GIVEN TASK — Collect every line that includes the string "other".

TASK DATA —
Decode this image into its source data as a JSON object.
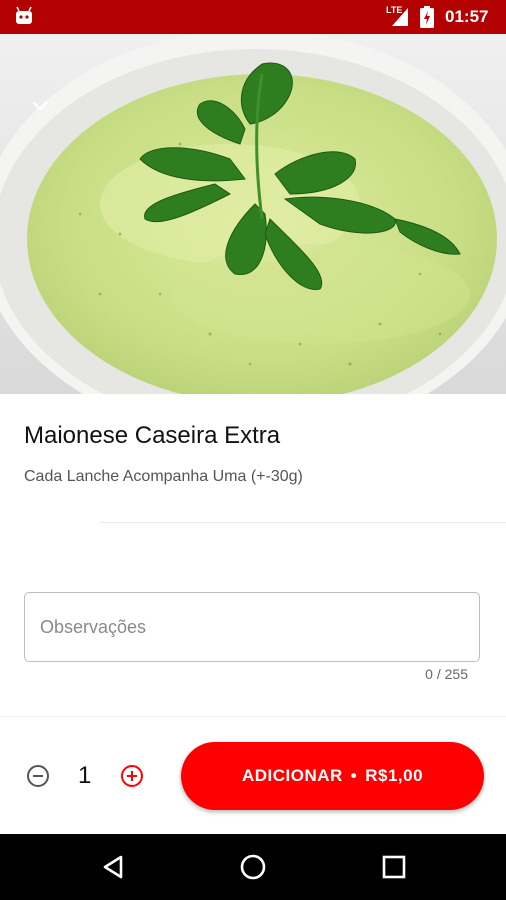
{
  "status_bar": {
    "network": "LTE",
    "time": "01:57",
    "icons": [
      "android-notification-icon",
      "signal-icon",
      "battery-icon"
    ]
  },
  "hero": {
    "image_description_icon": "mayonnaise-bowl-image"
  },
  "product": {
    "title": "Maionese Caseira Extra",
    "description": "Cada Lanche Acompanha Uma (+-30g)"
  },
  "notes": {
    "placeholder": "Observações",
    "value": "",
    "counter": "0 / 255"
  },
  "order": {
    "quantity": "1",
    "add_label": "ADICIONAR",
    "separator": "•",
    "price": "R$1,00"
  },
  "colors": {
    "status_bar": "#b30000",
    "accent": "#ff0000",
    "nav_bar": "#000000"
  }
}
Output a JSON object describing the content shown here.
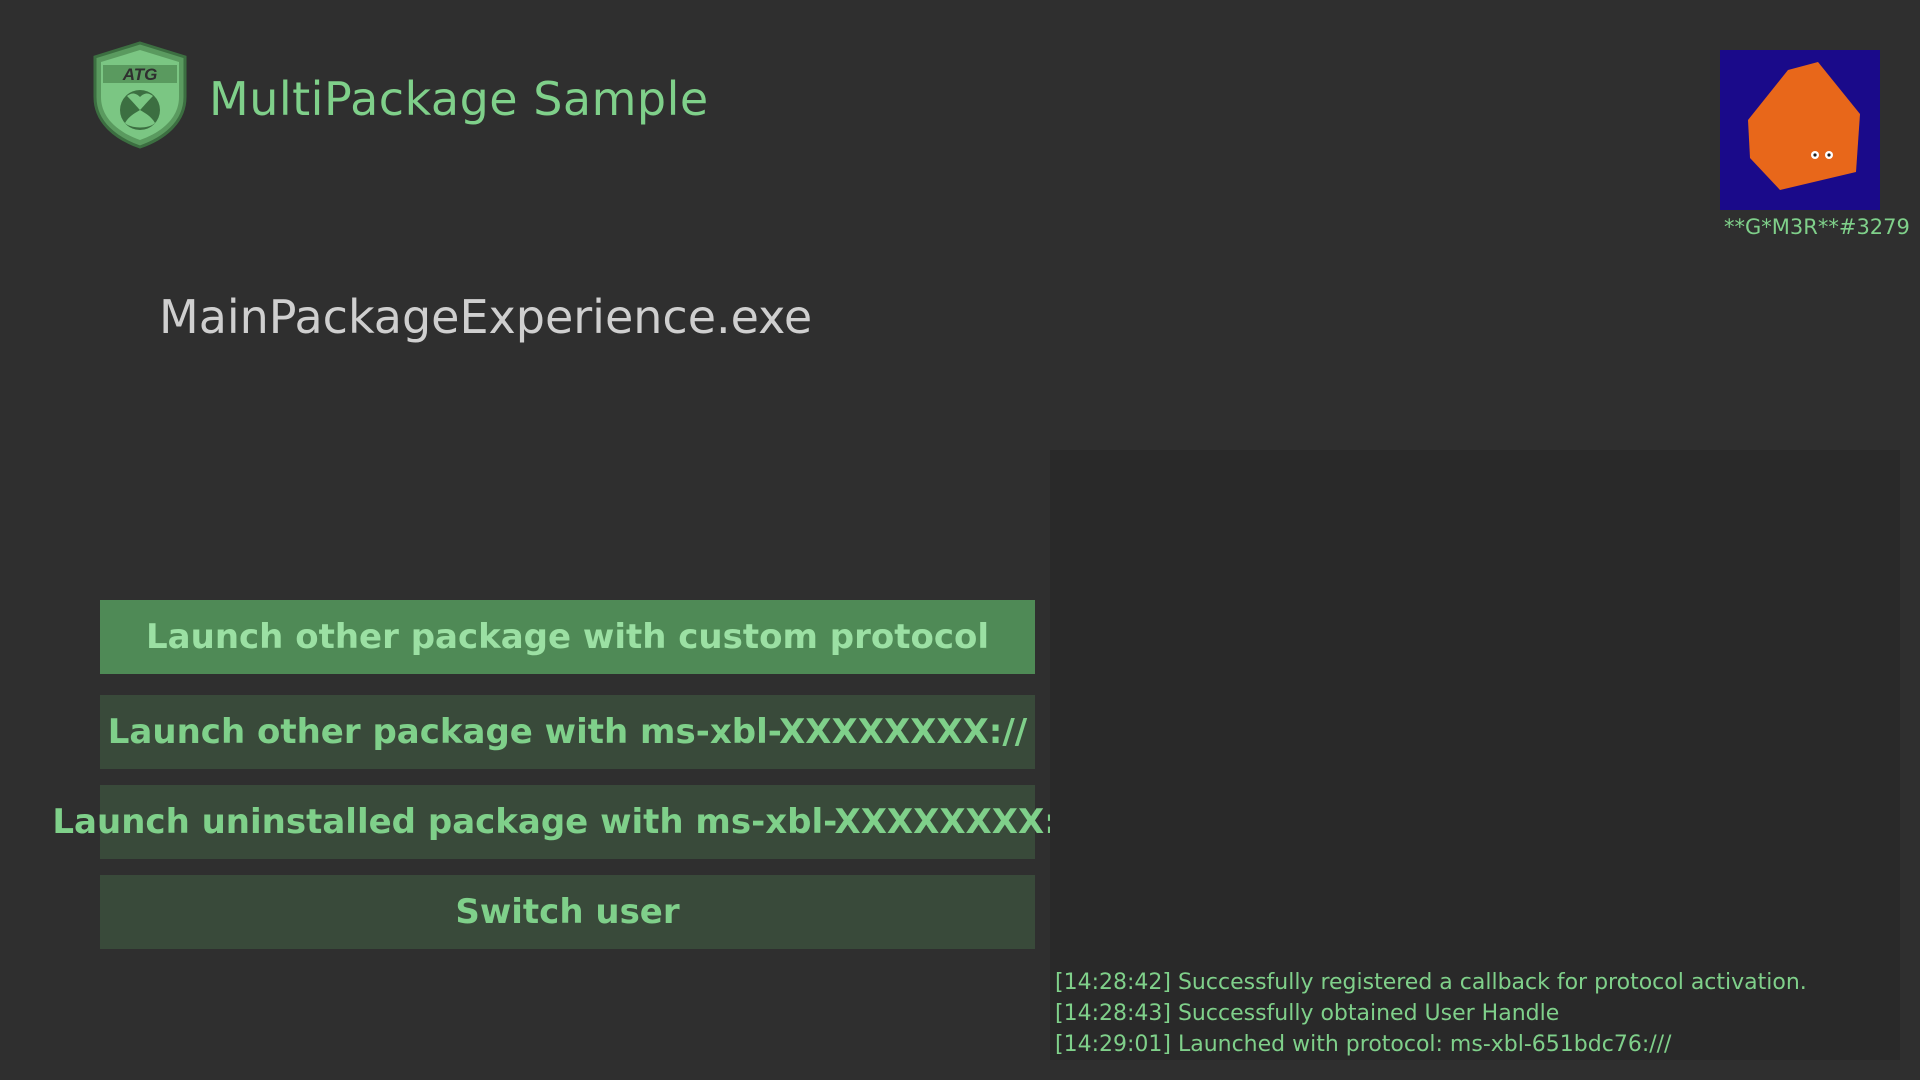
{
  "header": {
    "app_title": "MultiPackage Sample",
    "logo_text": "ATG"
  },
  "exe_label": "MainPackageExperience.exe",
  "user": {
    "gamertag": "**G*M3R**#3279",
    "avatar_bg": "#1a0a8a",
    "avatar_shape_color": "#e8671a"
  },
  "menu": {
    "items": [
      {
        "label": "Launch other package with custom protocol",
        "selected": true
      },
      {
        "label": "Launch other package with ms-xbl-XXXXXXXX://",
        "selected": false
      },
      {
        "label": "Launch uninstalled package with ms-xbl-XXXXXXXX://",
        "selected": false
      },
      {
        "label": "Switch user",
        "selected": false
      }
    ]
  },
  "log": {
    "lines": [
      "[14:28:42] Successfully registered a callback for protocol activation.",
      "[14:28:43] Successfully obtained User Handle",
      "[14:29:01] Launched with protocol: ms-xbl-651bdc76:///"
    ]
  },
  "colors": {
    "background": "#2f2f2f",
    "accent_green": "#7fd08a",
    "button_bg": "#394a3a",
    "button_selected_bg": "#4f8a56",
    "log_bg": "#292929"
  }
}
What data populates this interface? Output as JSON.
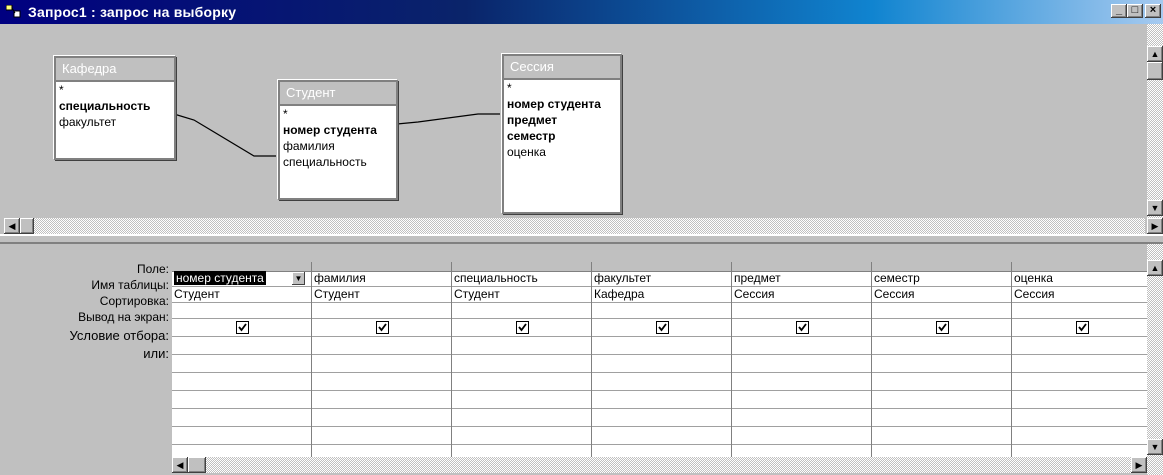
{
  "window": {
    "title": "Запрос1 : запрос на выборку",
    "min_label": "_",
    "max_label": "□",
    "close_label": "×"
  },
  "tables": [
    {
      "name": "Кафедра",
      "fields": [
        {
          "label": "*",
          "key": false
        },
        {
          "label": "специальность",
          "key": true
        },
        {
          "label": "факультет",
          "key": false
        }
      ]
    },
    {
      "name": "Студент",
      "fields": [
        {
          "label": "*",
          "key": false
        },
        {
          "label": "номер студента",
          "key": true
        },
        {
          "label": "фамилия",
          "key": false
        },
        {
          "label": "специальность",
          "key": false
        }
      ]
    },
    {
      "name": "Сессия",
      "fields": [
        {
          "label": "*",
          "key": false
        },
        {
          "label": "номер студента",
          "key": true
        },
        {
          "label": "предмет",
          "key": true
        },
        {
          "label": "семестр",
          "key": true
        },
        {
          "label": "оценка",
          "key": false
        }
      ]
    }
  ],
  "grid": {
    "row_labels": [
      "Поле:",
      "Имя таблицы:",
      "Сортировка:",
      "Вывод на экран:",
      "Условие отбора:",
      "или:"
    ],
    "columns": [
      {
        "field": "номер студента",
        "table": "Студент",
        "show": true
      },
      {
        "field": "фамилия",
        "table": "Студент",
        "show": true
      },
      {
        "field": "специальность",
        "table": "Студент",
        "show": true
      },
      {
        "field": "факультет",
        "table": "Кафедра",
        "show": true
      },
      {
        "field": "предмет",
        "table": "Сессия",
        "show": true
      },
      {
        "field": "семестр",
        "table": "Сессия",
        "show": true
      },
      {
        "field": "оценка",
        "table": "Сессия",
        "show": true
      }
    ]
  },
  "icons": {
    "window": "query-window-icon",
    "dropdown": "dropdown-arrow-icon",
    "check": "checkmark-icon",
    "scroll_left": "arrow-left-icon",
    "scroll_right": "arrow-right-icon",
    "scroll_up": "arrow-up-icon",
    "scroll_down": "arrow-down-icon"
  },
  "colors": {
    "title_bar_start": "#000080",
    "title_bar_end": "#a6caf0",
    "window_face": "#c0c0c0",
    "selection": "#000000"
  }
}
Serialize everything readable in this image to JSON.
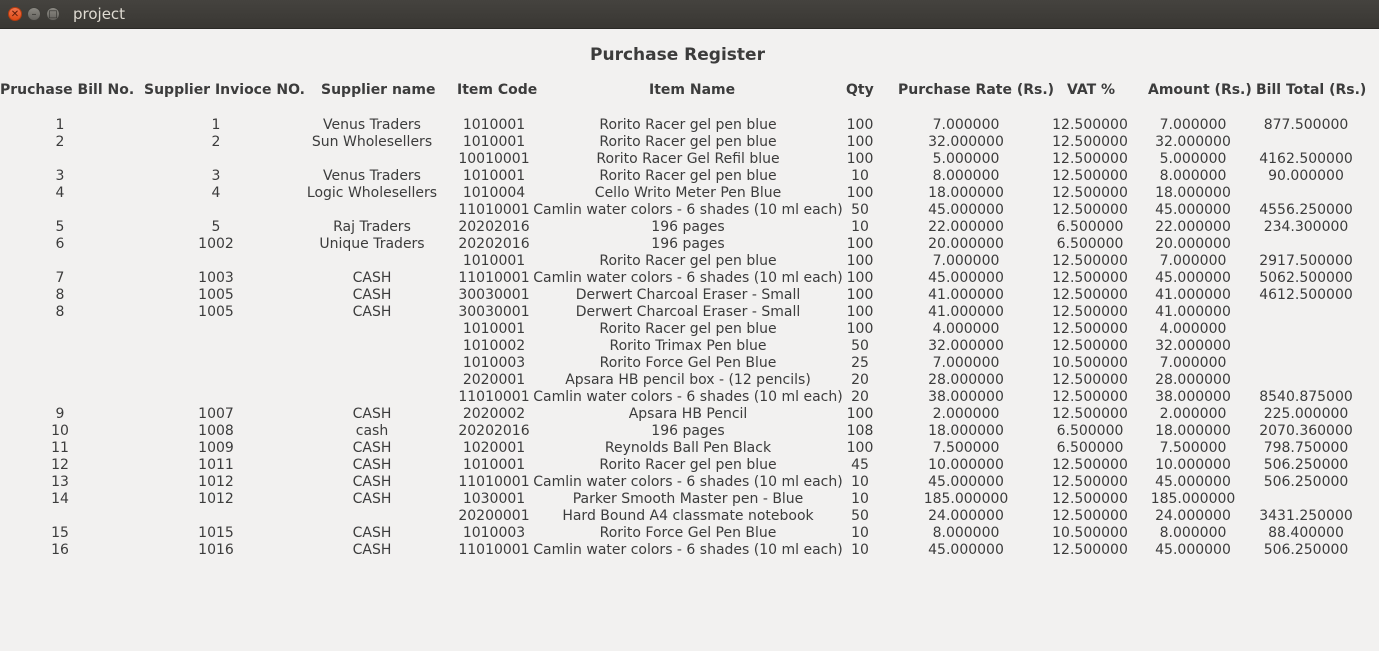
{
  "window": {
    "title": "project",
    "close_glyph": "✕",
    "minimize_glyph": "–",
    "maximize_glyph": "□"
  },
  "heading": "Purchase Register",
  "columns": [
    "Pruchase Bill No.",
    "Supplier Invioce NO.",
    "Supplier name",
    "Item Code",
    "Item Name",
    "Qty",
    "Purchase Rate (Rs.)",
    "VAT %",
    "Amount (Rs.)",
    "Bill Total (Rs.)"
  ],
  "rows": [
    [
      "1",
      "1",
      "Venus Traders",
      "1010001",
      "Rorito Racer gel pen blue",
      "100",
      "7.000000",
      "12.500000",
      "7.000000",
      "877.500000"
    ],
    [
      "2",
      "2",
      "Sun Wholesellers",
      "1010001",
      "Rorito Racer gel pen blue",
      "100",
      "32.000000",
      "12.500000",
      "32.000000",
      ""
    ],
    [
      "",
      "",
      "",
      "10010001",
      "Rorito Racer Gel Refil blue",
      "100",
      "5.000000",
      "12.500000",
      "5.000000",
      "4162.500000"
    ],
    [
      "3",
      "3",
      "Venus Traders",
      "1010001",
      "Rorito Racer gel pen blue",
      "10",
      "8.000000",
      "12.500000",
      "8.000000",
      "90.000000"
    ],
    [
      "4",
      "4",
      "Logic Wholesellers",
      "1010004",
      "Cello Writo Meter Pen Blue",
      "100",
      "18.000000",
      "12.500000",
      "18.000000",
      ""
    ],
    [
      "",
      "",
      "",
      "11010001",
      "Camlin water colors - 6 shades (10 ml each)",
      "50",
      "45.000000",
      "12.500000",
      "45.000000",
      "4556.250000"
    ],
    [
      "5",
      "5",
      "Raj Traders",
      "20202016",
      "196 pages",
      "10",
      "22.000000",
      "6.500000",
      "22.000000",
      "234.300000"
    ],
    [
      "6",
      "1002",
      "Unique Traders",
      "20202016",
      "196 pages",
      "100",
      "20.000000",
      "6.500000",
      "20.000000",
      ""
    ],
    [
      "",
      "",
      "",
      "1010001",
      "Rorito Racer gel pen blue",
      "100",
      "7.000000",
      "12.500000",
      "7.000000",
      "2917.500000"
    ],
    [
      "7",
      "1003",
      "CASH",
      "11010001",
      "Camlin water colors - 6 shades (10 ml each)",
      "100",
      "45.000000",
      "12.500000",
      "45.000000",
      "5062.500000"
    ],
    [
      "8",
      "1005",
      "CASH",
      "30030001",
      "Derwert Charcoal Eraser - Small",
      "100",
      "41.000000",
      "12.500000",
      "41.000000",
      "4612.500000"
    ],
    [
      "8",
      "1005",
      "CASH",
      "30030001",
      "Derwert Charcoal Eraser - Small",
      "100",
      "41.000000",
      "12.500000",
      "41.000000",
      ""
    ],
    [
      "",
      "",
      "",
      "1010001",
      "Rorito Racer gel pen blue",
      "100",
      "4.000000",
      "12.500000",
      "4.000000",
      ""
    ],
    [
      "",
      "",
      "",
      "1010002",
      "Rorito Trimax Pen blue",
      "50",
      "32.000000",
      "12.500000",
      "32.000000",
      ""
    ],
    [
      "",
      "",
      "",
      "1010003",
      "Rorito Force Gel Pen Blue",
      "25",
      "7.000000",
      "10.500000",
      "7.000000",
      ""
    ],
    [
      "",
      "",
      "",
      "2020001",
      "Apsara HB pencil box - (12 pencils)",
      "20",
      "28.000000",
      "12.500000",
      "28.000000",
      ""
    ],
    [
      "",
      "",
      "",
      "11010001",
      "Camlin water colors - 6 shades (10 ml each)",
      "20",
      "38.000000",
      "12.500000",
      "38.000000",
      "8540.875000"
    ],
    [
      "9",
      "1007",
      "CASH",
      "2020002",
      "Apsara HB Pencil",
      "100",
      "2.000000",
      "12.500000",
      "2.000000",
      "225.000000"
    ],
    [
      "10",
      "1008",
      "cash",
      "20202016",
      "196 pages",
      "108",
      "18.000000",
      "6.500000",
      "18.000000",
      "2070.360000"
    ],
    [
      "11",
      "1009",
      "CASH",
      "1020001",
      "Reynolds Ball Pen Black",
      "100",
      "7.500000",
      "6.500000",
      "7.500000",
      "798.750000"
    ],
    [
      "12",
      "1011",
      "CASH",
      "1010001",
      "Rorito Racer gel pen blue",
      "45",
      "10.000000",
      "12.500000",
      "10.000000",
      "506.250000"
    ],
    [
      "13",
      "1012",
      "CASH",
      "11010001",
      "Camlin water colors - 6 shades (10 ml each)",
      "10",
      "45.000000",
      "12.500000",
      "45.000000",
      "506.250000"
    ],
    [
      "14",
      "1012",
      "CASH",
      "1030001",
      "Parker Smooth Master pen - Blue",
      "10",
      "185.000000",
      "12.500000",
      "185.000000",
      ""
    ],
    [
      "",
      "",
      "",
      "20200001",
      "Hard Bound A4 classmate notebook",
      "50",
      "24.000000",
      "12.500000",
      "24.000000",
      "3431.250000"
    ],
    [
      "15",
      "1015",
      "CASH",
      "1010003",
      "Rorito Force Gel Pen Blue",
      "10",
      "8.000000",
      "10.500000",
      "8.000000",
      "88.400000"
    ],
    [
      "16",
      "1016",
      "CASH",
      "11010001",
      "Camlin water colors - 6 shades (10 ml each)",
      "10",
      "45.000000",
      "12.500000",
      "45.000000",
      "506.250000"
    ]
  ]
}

EXERCISE ANSWER —
        "label": "Launch other package with custom protocol",
        "label": "Launch other package with ms-xbl-XXXXXXXX://",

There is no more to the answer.